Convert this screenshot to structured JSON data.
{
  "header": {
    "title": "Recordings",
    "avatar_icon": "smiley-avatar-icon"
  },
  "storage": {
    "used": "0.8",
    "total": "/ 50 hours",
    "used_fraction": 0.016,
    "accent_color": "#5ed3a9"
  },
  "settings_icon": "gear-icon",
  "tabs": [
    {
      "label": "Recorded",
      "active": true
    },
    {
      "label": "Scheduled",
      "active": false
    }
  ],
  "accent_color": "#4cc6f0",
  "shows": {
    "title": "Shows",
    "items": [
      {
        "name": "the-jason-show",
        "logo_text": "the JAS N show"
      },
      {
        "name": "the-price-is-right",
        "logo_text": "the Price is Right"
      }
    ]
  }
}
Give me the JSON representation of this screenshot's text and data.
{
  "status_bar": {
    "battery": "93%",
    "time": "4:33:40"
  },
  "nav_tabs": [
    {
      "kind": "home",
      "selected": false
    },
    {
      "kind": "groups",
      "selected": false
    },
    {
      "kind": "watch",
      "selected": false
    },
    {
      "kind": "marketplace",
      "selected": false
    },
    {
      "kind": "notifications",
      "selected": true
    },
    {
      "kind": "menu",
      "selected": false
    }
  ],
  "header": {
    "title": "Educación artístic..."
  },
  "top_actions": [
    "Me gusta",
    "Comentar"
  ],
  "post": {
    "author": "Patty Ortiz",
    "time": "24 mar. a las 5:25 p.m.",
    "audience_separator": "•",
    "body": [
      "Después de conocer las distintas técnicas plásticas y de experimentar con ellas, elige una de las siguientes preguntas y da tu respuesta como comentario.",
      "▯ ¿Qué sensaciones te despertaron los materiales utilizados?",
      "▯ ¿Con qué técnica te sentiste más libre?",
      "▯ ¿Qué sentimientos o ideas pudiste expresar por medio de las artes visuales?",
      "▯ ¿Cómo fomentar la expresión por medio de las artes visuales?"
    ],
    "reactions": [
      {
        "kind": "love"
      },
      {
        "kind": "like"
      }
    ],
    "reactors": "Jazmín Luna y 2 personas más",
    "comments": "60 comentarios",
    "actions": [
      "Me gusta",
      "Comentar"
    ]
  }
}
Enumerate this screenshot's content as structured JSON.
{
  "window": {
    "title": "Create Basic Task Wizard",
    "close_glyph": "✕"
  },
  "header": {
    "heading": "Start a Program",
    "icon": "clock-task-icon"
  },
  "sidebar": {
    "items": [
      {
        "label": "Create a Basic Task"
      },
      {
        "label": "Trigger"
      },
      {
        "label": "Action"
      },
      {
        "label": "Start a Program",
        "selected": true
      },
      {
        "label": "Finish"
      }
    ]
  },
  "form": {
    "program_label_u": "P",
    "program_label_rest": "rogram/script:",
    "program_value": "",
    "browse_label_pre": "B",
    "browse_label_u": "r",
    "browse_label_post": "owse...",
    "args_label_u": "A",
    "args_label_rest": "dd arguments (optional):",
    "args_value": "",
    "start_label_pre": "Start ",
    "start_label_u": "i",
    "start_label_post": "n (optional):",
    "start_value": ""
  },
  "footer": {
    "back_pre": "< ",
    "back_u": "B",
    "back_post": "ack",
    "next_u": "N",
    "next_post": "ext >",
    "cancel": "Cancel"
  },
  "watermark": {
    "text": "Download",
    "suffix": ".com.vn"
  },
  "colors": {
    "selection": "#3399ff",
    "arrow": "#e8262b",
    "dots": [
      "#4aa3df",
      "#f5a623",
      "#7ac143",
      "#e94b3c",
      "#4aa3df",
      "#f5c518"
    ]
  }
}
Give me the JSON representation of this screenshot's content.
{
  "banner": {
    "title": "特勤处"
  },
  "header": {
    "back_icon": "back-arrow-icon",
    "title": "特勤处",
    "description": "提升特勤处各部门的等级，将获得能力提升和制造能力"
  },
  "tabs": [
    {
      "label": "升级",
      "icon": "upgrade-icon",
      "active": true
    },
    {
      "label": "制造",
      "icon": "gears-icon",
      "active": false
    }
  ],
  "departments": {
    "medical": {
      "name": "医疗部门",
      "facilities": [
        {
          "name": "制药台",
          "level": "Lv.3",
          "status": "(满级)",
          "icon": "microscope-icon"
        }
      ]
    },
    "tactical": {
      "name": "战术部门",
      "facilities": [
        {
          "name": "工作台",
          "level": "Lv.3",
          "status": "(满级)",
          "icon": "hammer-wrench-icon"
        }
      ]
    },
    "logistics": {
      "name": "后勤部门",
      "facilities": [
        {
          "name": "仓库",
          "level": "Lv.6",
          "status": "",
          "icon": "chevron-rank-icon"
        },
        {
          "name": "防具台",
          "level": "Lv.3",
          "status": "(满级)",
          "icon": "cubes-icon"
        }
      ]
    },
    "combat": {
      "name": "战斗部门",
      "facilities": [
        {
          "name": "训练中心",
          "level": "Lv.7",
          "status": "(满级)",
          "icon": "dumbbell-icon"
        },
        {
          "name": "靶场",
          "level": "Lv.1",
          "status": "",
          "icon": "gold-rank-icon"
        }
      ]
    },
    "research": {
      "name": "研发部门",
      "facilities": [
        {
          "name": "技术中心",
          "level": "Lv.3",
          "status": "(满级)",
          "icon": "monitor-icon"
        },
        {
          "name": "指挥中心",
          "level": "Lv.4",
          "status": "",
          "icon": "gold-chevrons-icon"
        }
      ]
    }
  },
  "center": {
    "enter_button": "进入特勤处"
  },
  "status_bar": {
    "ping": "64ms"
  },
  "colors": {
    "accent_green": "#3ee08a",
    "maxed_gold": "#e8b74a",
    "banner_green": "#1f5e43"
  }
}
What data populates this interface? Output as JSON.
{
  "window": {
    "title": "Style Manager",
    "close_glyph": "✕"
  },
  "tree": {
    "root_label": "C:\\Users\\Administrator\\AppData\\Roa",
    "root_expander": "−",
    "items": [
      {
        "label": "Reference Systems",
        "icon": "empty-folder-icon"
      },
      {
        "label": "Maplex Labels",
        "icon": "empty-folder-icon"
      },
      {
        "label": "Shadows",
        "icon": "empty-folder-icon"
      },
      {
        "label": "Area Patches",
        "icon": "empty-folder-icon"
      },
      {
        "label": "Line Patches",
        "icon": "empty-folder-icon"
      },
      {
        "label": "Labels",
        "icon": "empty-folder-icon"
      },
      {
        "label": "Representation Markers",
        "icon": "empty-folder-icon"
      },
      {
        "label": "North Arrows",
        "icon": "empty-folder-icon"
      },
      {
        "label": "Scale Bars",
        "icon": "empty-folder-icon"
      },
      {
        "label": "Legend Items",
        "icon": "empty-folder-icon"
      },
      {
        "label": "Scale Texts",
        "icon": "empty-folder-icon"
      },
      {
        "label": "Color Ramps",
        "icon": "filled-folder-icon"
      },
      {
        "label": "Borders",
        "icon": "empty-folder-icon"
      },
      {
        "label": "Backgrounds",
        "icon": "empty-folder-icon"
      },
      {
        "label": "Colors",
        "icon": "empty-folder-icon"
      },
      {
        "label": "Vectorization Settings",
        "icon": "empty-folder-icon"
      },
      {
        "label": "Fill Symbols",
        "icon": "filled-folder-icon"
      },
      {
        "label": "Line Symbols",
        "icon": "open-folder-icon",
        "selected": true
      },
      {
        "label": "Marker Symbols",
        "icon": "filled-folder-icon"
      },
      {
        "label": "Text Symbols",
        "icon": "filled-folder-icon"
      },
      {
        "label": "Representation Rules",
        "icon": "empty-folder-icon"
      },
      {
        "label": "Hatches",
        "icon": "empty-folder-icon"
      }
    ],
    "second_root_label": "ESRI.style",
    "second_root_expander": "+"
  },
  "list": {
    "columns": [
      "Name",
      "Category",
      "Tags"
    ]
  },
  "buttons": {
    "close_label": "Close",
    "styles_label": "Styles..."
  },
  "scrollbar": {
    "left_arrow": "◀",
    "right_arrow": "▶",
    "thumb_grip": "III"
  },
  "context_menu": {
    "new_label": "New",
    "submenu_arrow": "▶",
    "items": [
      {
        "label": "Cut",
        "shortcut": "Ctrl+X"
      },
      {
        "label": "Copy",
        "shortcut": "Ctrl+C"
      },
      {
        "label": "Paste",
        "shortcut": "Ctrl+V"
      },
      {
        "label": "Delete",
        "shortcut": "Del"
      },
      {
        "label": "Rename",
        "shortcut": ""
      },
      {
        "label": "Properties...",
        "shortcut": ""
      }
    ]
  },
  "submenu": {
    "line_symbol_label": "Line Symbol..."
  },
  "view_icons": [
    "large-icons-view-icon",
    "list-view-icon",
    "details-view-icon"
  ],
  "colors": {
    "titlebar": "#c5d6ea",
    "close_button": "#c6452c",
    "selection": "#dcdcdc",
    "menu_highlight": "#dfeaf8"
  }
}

··········

◆ What you are asked to do ◆
Answer only with how many lines in the records include "shortcut".

◆ Expected answer ◆
6